Stored entries:
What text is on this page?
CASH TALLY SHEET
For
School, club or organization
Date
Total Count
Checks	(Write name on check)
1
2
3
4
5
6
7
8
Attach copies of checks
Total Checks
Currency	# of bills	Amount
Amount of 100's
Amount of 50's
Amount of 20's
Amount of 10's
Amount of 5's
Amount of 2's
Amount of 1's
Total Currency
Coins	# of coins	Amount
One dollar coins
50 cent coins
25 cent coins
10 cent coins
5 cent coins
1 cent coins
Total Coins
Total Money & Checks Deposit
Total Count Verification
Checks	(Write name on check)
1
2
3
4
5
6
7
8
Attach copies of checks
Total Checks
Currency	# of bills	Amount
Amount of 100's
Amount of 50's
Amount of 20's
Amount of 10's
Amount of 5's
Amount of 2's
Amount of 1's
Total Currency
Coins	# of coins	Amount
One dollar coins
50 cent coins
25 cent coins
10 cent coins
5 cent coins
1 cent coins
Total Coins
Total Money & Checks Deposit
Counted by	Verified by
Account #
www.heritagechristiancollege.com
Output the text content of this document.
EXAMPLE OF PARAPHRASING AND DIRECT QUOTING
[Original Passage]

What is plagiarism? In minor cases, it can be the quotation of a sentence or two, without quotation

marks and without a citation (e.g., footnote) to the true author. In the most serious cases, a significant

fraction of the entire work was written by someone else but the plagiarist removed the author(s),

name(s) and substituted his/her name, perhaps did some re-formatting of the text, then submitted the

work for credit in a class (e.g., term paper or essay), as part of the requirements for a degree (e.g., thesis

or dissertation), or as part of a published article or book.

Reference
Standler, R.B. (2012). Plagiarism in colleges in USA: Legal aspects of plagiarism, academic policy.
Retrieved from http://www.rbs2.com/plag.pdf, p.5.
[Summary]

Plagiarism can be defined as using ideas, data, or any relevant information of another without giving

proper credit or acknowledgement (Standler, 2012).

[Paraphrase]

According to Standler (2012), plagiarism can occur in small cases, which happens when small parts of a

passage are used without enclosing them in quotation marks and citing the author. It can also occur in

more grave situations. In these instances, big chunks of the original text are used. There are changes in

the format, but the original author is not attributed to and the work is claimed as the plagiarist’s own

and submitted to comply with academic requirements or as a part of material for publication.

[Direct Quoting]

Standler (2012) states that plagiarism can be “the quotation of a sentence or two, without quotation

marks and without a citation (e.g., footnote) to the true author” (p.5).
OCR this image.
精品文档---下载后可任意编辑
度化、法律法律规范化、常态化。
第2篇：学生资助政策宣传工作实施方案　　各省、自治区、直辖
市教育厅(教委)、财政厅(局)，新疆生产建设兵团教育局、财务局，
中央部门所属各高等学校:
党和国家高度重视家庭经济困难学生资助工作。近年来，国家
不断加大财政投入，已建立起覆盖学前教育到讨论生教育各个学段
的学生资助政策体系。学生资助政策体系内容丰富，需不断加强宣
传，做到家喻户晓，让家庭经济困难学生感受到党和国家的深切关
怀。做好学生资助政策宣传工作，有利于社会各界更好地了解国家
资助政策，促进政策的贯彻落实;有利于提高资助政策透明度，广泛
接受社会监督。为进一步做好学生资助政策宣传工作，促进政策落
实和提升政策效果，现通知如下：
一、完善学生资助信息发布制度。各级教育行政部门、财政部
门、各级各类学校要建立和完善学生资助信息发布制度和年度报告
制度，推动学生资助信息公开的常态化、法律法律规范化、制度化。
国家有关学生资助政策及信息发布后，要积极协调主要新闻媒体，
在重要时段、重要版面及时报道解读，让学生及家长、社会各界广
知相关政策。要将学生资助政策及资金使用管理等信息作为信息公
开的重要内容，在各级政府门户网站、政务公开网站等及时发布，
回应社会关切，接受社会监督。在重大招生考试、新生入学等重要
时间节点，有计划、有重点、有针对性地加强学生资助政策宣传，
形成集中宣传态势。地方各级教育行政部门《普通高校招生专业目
==
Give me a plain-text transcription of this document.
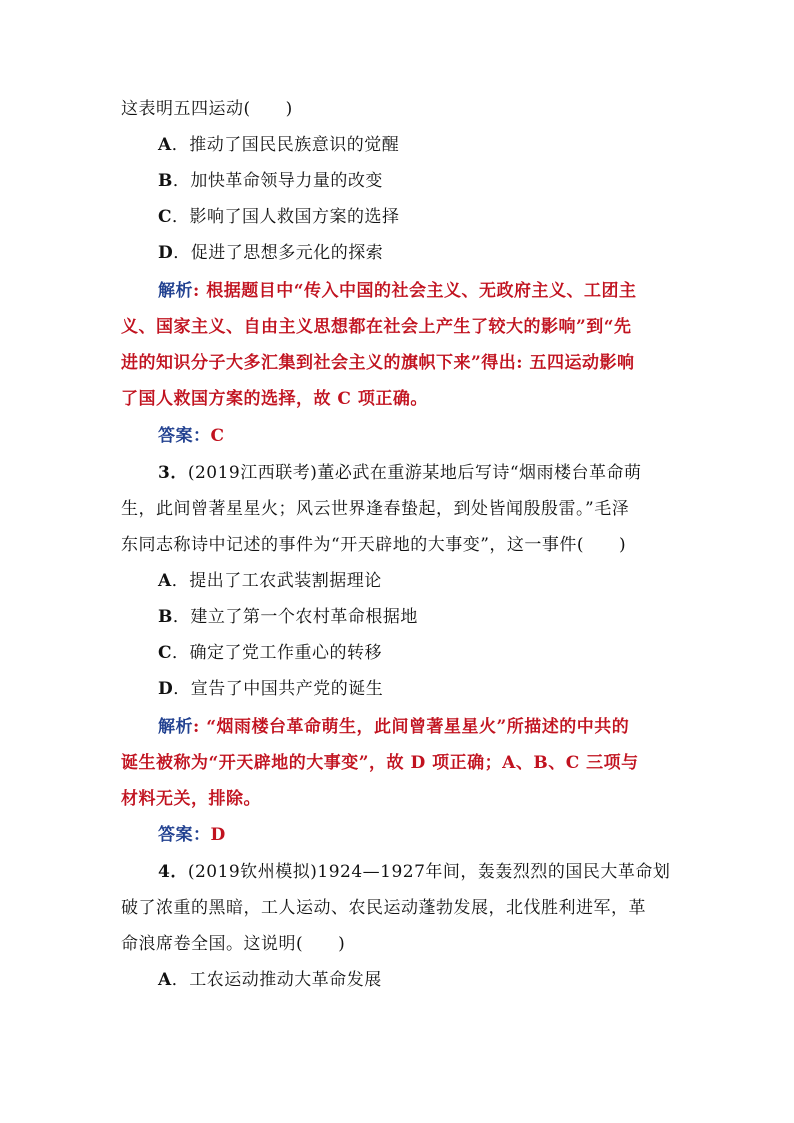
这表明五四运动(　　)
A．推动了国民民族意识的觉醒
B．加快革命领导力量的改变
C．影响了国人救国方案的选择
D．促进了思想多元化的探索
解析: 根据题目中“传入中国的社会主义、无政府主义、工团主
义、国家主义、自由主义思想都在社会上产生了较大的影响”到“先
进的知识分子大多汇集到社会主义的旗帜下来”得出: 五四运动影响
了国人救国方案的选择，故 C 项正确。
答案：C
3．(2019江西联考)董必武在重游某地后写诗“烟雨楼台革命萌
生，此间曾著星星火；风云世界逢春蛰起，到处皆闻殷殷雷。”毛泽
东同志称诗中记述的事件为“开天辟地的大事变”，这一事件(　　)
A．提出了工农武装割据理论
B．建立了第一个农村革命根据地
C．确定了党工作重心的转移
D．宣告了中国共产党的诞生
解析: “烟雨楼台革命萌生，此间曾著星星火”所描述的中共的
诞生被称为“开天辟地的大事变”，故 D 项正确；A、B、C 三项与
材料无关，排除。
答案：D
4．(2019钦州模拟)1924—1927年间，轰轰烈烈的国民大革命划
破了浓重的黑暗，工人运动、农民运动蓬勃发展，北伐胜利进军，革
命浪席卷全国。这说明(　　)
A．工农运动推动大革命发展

To be done: Pull every line containing "author" out of the data above.

Output for this exercise:
marks and without a citation (e.g., footnote) to the true author. In the most serious cases, a significant
fraction of the entire work was written by someone else but the plagiarist removed the author(s),
passage are used without enclosing them in quotation marks and citing the author. It can also occur in
the format, but the original author is not attributed to and the work is claimed as the plagiarist’s own
marks and without a citation (e.g., footnote) to the true author” (p.5).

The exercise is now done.